> [What the task requires]
Every line of the material that follows must be printed again exactly.

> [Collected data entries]
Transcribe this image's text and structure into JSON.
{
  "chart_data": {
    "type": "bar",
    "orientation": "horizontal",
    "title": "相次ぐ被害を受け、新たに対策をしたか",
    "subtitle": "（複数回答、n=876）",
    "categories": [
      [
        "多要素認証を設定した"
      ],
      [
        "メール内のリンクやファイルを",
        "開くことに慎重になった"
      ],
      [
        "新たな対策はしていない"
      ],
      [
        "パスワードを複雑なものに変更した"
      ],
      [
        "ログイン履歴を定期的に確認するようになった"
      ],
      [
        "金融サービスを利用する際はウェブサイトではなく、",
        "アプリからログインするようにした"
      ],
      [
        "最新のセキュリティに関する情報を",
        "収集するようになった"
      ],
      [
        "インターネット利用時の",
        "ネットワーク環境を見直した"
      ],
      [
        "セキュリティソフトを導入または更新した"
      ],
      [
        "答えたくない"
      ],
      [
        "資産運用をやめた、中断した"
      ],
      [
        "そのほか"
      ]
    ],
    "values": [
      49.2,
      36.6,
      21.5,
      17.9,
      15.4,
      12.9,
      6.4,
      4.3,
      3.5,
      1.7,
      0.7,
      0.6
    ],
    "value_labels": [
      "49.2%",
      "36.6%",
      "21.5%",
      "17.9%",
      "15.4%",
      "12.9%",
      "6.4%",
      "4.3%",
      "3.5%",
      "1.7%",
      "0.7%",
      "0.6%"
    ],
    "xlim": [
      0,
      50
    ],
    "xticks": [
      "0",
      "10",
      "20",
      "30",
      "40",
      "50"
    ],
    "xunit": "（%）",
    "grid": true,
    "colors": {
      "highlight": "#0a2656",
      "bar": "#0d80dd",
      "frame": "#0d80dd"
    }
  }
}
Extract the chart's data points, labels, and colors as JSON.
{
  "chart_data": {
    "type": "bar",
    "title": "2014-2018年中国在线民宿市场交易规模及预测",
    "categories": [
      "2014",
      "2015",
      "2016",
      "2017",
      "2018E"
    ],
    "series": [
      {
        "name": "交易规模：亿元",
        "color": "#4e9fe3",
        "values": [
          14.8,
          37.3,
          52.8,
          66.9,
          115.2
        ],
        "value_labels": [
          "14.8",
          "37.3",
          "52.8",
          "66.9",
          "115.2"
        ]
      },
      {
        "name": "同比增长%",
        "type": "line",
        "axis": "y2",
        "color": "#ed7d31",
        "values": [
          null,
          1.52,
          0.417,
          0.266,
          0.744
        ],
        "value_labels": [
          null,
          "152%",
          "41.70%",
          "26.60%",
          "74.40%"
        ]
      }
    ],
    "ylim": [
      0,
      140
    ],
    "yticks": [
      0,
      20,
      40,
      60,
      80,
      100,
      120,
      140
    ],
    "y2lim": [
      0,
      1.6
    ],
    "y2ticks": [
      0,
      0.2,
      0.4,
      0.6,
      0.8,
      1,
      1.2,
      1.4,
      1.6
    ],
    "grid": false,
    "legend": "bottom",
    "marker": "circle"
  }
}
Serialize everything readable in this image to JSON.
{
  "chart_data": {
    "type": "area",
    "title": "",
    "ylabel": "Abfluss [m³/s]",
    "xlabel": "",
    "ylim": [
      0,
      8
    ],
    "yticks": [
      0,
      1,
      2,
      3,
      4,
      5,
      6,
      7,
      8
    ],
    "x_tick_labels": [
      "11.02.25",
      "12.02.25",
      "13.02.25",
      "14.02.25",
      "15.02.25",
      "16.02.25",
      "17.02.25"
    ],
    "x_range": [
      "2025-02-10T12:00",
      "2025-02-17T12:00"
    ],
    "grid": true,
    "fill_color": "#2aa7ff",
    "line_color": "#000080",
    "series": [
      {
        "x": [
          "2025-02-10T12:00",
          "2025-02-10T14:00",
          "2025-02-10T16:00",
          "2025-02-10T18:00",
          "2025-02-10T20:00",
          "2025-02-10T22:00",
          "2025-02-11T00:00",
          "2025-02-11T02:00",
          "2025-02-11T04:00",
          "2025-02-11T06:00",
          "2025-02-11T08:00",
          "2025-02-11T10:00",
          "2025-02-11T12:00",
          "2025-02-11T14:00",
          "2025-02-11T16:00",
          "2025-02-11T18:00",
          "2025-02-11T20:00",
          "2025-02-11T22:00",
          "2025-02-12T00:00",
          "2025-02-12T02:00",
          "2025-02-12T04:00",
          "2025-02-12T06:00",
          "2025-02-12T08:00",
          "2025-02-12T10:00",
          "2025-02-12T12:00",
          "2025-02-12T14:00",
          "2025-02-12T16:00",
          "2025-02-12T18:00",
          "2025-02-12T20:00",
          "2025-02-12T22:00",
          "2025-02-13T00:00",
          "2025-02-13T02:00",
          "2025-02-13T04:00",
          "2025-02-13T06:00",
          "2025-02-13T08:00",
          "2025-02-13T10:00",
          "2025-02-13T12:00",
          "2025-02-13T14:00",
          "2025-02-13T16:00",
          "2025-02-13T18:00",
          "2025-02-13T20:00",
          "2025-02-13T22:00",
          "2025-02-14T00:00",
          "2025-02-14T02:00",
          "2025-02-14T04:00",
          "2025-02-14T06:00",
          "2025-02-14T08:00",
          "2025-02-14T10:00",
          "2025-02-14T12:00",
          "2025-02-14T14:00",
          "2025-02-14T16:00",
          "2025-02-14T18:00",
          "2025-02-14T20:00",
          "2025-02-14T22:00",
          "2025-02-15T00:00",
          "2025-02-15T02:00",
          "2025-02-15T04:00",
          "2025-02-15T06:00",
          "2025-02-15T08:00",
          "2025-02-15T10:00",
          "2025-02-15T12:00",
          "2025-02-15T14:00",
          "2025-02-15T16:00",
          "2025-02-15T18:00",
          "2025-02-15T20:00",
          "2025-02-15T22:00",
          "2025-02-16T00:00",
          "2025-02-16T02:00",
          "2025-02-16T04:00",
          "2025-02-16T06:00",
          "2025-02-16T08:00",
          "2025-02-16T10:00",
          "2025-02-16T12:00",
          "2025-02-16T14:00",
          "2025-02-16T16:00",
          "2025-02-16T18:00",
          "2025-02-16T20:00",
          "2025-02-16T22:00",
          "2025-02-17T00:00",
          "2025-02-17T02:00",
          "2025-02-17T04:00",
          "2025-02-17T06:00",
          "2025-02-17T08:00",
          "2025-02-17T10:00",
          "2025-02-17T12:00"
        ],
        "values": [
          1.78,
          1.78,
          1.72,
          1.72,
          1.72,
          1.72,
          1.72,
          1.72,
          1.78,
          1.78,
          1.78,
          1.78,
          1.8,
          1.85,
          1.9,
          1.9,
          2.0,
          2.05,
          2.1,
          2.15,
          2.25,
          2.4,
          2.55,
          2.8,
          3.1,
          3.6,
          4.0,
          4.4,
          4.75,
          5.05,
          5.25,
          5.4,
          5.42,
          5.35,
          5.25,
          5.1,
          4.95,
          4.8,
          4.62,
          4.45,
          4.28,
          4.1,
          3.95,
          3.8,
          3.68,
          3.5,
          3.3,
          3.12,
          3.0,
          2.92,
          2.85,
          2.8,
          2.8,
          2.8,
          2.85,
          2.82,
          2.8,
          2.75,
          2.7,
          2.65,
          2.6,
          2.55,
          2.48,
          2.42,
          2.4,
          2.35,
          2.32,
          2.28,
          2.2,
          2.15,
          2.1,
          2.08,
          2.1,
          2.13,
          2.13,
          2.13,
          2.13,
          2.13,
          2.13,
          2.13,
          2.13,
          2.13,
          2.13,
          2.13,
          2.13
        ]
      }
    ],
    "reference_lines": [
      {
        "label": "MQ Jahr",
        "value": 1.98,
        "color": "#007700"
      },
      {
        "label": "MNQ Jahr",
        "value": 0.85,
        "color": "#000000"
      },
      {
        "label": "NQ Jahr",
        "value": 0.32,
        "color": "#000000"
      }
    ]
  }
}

> [Response below]
Transcribe this image's text and structure into JSON.
{
  "chart_data": {
    "type": "bar",
    "orientation": "horizontal",
    "title": "相次ぐ被害を受け、新たに対策をしたか",
    "subtitle": "（複数回答、n=876）",
    "categories": [
      [
        "多要素認証を設定した"
      ],
      [
        "メール内のリンクやファイルを",
        "開くことに慎重になった"
      ],
      [
        "新たな対策はしていない"
      ],
      [
        "パスワードを複雑なものに変更した"
      ],
      [
        "ログイン履歴を定期的に確認するようになった"
      ],
      [
        "金融サービスを利用する際はウェブサイトではなく、",
        "アプリからログインするようにした"
      ],
      [
        "最新のセキュリティに関する情報を",
        "収集するようになった"
      ],
      [
        "インターネット利用時の",
        "ネットワーク環境を見直した"
      ],
      [
        "セキュリティソフトを導入または更新した"
      ],
      [
        "答えたくない"
      ],
      [
        "資産運用をやめた、中断した"
      ],
      [
        "そのほか"
      ]
    ],
    "values": [
      49.2,
      36.6,
      21.5,
      17.9,
      15.4,
      12.9,
      6.4,
      4.3,
      3.5,
      1.7,
      0.7,
      0.6
    ],
    "value_labels": [
      "49.2%",
      "36.6%",
      "21.5%",
      "17.9%",
      "15.4%",
      "12.9%",
      "6.4%",
      "4.3%",
      "3.5%",
      "1.7%",
      "0.7%",
      "0.6%"
    ],
    "xlim": [
      0,
      50
    ],
    "xticks": [
      "0",
      "10",
      "20",
      "30",
      "40",
      "50"
    ],
    "xunit": "（%）",
    "grid": true,
    "colors": {
      "highlight": "#0a2656",
      "bar": "#0d80dd",
      "frame": "#0d80dd"
    }
  }
}
Extract the chart's data points, labels, and colors as JSON.
{
  "chart_data": {
    "type": "bar",
    "title": "2014-2018年中国在线民宿市场交易规模及预测",
    "categories": [
      "2014",
      "2015",
      "2016",
      "2017",
      "2018E"
    ],
    "series": [
      {
        "name": "交易规模：亿元",
        "color": "#4e9fe3",
        "values": [
          14.8,
          37.3,
          52.8,
          66.9,
          115.2
        ],
        "value_labels": [
          "14.8",
          "37.3",
          "52.8",
          "66.9",
          "115.2"
        ]
      },
      {
        "name": "同比增长%",
        "type": "line",
        "axis": "y2",
        "color": "#ed7d31",
        "values": [
          null,
          1.52,
          0.417,
          0.266,
          0.744
        ],
        "value_labels": [
          null,
          "152%",
          "41.70%",
          "26.60%",
          "74.40%"
        ]
      }
    ],
    "ylim": [
      0,
      140
    ],
    "yticks": [
      0,
      20,
      40,
      60,
      80,
      100,
      120,
      140
    ],
    "y2lim": [
      0,
      1.6
    ],
    "y2ticks": [
      0,
      0.2,
      0.4,
      0.6,
      0.8,
      1,
      1.2,
      1.4,
      1.6
    ],
    "grid": false,
    "legend": "bottom",
    "marker": "circle"
  }
}
Serialize everything readable in this image to JSON.
{
  "chart_data": {
    "type": "area",
    "title": "",
    "ylabel": "Abfluss [m³/s]",
    "xlabel": "",
    "ylim": [
      0,
      8
    ],
    "yticks": [
      0,
      1,
      2,
      3,
      4,
      5,
      6,
      7,
      8
    ],
    "x_tick_labels": [
      "11.02.25",
      "12.02.25",
      "13.02.25",
      "14.02.25",
      "15.02.25",
      "16.02.25",
      "17.02.25"
    ],
    "x_range": [
      "2025-02-10T12:00",
      "2025-02-17T12:00"
    ],
    "grid": true,
    "fill_color": "#2aa7ff",
    "line_color": "#000080",
    "series": [
      {
        "x": [
          "2025-02-10T12:00",
          "2025-02-10T14:00",
          "2025-02-10T16:00",
          "2025-02-10T18:00",
          "2025-02-10T20:00",
          "2025-02-10T22:00",
          "2025-02-11T00:00",
          "2025-02-11T02:00",
          "2025-02-11T04:00",
          "2025-02-11T06:00",
          "2025-02-11T08:00",
          "2025-02-11T10:00",
          "2025-02-11T12:00",
          "2025-02-11T14:00",
          "2025-02-11T16:00",
          "2025-02-11T18:00",
          "2025-02-11T20:00",
          "2025-02-11T22:00",
          "2025-02-12T00:00",
          "2025-02-12T02:00",
          "2025-02-12T04:00",
          "2025-02-12T06:00",
          "2025-02-12T08:00",
          "2025-02-12T10:00",
          "2025-02-12T12:00",
          "2025-02-12T14:00",
          "2025-02-12T16:00",
          "2025-02-12T18:00",
          "2025-02-12T20:00",
          "2025-02-12T22:00",
          "2025-02-13T00:00",
          "2025-02-13T02:00",
          "2025-02-13T04:00",
          "2025-02-13T06:00",
          "2025-02-13T08:00",
          "2025-02-13T10:00",
          "2025-02-13T12:00",
          "2025-02-13T14:00",
          "2025-02-13T16:00",
          "2025-02-13T18:00",
          "2025-02-13T20:00",
          "2025-02-13T22:00",
          "2025-02-14T00:00",
          "2025-02-14T02:00",
          "2025-02-14T04:00",
          "2025-02-14T06:00",
          "2025-02-14T08:00",
          "2025-02-14T10:00",
          "2025-02-14T12:00",
          "2025-02-14T14:00",
          "2025-02-14T16:00",
          "2025-02-14T18:00",
          "2025-02-14T20:00",
          "2025-02-14T22:00",
          "2025-02-15T00:00",
          "2025-02-15T02:00",
          "2025-02-15T04:00",
          "2025-02-15T06:00",
          "2025-02-15T08:00",
          "2025-02-15T10:00",
          "2025-02-15T12:00",
          "2025-02-15T14:00",
          "2025-02-15T16:00",
          "2025-02-15T18:00",
          "2025-02-15T20:00",
          "2025-02-15T22:00",
          "2025-02-16T00:00",
          "2025-02-16T02:00",
          "2025-02-16T04:00",
          "2025-02-16T06:00",
          "2025-02-16T08:00",
          "2025-02-16T10:00",
          "2025-02-16T12:00",
          "2025-02-16T14:00",
          "2025-02-16T16:00",
          "2025-02-16T18:00",
          "2025-02-16T20:00",
          "2025-02-16T22:00",
          "2025-02-17T00:00",
          "2025-02-17T02:00",
          "2025-02-17T04:00",
          "2025-02-17T06:00",
          "2025-02-17T08:00",
          "2025-02-17T10:00",
          "2025-02-17T12:00"
        ],
        "values": [
          1.78,
          1.78,
          1.72,
          1.72,
          1.72,
          1.72,
          1.72,
          1.72,
          1.78,
          1.78,
          1.78,
          1.78,
          1.8,
          1.85,
          1.9,
          1.9,
          2.0,
          2.05,
          2.1,
          2.15,
          2.25,
          2.4,
          2.55,
          2.8,
          3.1,
          3.6,
          4.0,
          4.4,
          4.75,
          5.05,
          5.25,
          5.4,
          5.42,
          5.35,
          5.25,
          5.1,
          4.95,
          4.8,
          4.62,
          4.45,
          4.28,
          4.1,
          3.95,
          3.8,
          3.68,
          3.5,
          3.3,
          3.12,
          3.0,
          2.92,
          2.85,
          2.8,
          2.8,
          2.8,
          2.85,
          2.82,
          2.8,
          2.75,
          2.7,
          2.65,
          2.6,
          2.55,
          2.48,
          2.42,
          2.4,
          2.35,
          2.32,
          2.28,
          2.2,
          2.15,
          2.1,
          2.08,
          2.1,
          2.13,
          2.13,
          2.13,
          2.13,
          2.13,
          2.13,
          2.13,
          2.13,
          2.13,
          2.13,
          2.13,
          2.13
        ]
      }
    ],
    "reference_lines": [
      {
        "label": "MQ Jahr",
        "value": 1.98,
        "color": "#007700"
      },
      {
        "label": "MNQ Jahr",
        "value": 0.85,
        "color": "#000000"
      },
      {
        "label": "NQ Jahr",
        "value": 0.32,
        "color": "#000000"
      }
    ]
  }
}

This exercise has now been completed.